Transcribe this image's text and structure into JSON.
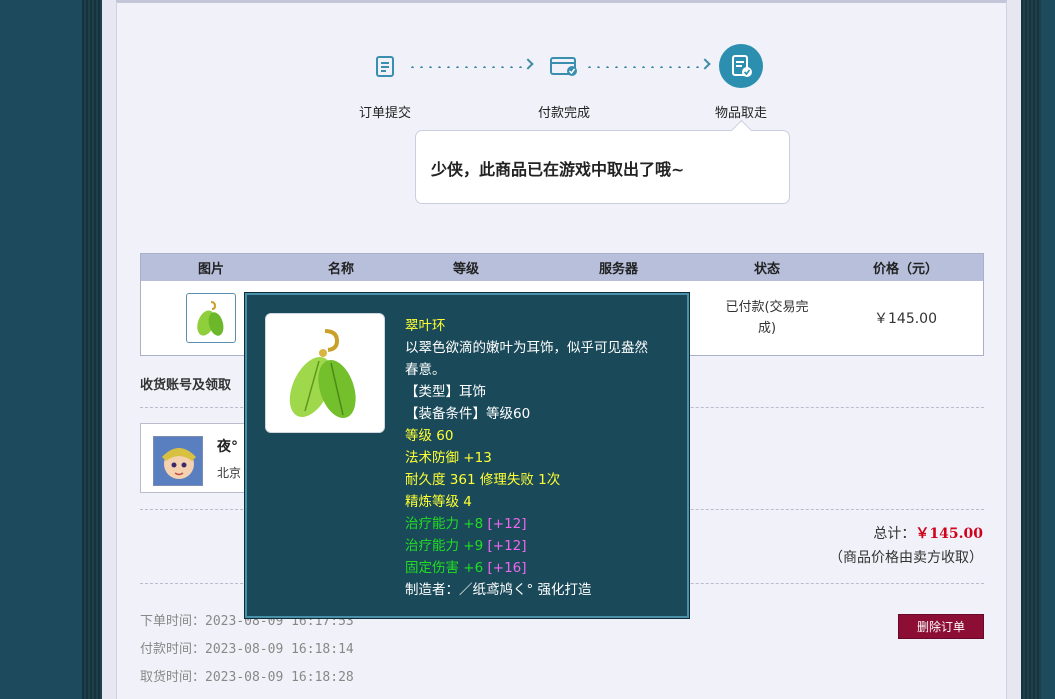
{
  "steps": [
    {
      "label": "订单提交",
      "icon": "clipboard-icon"
    },
    {
      "label": "付款完成",
      "icon": "card-check-icon"
    },
    {
      "label": "物品取走",
      "icon": "document-check-icon"
    }
  ],
  "bubble": {
    "message": "少侠，此商品已在游戏中取出了哦~"
  },
  "table": {
    "headers": [
      "图片",
      "名称",
      "等级",
      "服务器",
      "状态",
      "价格（元）"
    ],
    "row": {
      "status": "已付款(交易完成)",
      "status_line1": "已付款(交易完",
      "status_line2": "成)",
      "price": "￥145.00"
    }
  },
  "account": {
    "section_title": "收货账号及领取",
    "name": "夜°",
    "server": "北京"
  },
  "total": {
    "label": "总计：",
    "amount": "￥145.00",
    "note": "（商品价格由卖方收取）"
  },
  "times": [
    {
      "label": "下单时间：",
      "value": "2023-08-09 16:17:53"
    },
    {
      "label": "付款时间：",
      "value": "2023-08-09 16:18:14"
    },
    {
      "label": "取货时间：",
      "value": "2023-08-09 16:18:28"
    }
  ],
  "delete_button": "删除订单",
  "tooltip": {
    "name": "翠叶环",
    "desc_line1": "以翠色欲滴的嫩叶为耳饰，似乎可见盎然",
    "desc_line2": "春意。",
    "type": "【类型】耳饰",
    "equip_req": "【装备条件】等级60",
    "level": "等级 60",
    "magic_def": "法术防御 +13",
    "durability": "耐久度 361 修理失败 1次",
    "refine": "精炼等级 4",
    "heal1": "治疗能力 +8",
    "heal1_bonus": "[+12]",
    "heal2": "治疗能力 +9",
    "heal2_bonus": "[+12]",
    "fixed_dmg": "固定伤害 +6",
    "fixed_dmg_bonus": "[+16]",
    "maker": "制造者：／纸鸢鸠く° 强化打造"
  },
  "colors": {
    "accent": "#2d8fb0",
    "delete": "#8c0e35",
    "price_red": "#d0021b",
    "tooltip_bg": "#1a4a5a"
  }
}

_What you have to do_
Images should not appear in the copy; retype the listing above exactly.

_Answer for the task_
Transcribe this image's text and structure into JSON.
{
  "steps": [
    {
      "label": "订单提交",
      "icon": "clipboard-icon"
    },
    {
      "label": "付款完成",
      "icon": "card-check-icon"
    },
    {
      "label": "物品取走",
      "icon": "document-check-icon"
    }
  ],
  "bubble": {
    "message": "少侠，此商品已在游戏中取出了哦~"
  },
  "table": {
    "headers": [
      "图片",
      "名称",
      "等级",
      "服务器",
      "状态",
      "价格（元）"
    ],
    "row": {
      "status": "已付款(交易完成)",
      "status_line1": "已付款(交易完",
      "status_line2": "成)",
      "price": "￥145.00"
    }
  },
  "account": {
    "section_title": "收货账号及领取",
    "name": "夜°",
    "server": "北京"
  },
  "total": {
    "label": "总计：",
    "amount": "￥145.00",
    "note": "（商品价格由卖方收取）"
  },
  "times": [
    {
      "label": "下单时间：",
      "value": "2023-08-09 16:17:53"
    },
    {
      "label": "付款时间：",
      "value": "2023-08-09 16:18:14"
    },
    {
      "label": "取货时间：",
      "value": "2023-08-09 16:18:28"
    }
  ],
  "delete_button": "删除订单",
  "tooltip": {
    "name": "翠叶环",
    "desc_line1": "以翠色欲滴的嫩叶为耳饰，似乎可见盎然",
    "desc_line2": "春意。",
    "type": "【类型】耳饰",
    "equip_req": "【装备条件】等级60",
    "level": "等级 60",
    "magic_def": "法术防御 +13",
    "durability": "耐久度 361 修理失败 1次",
    "refine": "精炼等级 4",
    "heal1": "治疗能力 +8",
    "heal1_bonus": "[+12]",
    "heal2": "治疗能力 +9",
    "heal2_bonus": "[+12]",
    "fixed_dmg": "固定伤害 +6",
    "fixed_dmg_bonus": "[+16]",
    "maker": "制造者：／纸鸢鸠く° 强化打造"
  },
  "colors": {
    "accent": "#2d8fb0",
    "delete": "#8c0e35",
    "price_red": "#d0021b",
    "tooltip_bg": "#1a4a5a"
  }
}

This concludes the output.